- [Input material]

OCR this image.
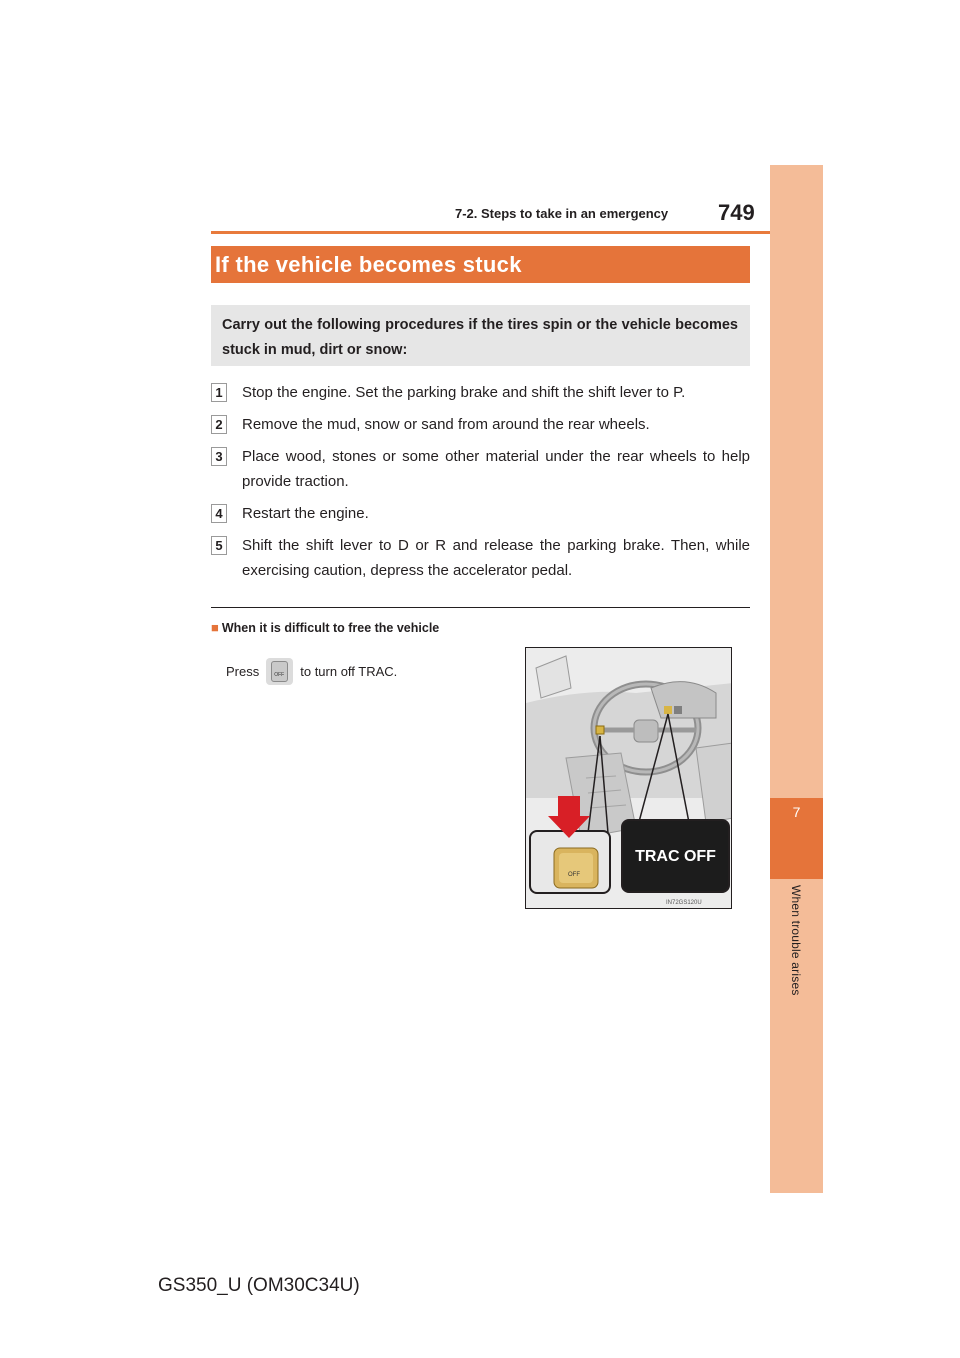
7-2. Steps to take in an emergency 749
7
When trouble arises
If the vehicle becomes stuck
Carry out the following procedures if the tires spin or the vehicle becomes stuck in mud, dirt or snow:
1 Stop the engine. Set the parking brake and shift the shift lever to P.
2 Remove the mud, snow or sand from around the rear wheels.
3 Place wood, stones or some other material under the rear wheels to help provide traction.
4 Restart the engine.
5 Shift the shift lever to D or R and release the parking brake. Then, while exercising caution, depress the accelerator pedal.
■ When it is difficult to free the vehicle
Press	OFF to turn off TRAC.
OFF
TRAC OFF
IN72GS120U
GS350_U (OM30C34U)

==

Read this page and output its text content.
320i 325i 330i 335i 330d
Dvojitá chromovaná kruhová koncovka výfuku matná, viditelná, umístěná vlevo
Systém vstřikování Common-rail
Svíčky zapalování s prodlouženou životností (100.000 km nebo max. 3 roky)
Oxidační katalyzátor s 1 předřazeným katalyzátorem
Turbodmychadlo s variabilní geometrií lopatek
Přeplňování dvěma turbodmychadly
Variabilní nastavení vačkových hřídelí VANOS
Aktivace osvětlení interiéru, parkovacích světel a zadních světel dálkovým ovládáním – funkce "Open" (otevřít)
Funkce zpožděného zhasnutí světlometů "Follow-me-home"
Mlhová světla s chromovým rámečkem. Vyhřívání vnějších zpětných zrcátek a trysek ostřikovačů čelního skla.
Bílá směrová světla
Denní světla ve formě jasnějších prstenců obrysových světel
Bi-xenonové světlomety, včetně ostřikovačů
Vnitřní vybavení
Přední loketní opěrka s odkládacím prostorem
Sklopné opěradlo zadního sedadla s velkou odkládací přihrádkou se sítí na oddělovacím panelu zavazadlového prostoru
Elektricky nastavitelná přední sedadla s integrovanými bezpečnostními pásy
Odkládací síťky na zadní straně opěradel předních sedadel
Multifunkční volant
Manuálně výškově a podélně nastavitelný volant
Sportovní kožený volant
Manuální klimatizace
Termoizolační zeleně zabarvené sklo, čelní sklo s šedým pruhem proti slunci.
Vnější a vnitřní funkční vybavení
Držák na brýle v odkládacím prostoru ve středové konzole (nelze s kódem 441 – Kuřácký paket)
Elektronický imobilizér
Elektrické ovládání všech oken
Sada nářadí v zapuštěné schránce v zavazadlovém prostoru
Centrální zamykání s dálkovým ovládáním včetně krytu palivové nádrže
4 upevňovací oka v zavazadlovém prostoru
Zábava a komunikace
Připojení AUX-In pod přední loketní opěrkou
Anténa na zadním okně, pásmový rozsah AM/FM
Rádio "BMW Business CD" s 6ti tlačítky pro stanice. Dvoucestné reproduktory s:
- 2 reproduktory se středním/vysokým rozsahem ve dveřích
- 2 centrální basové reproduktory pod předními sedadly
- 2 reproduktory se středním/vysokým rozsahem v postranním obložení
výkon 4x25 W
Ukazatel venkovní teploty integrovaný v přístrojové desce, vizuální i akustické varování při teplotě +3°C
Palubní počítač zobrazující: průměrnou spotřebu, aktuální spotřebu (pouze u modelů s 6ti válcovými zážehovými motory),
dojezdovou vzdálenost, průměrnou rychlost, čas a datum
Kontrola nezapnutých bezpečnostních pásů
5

- [Do this] Locate all lines holding the word "rozsahem", then copy them out.

- [Problem solution]
- 2 reproduktory se středním/vysokým rozsahem ve dveřích
- 2 reproduktory se středním/vysokým rozsahem v postranním obložení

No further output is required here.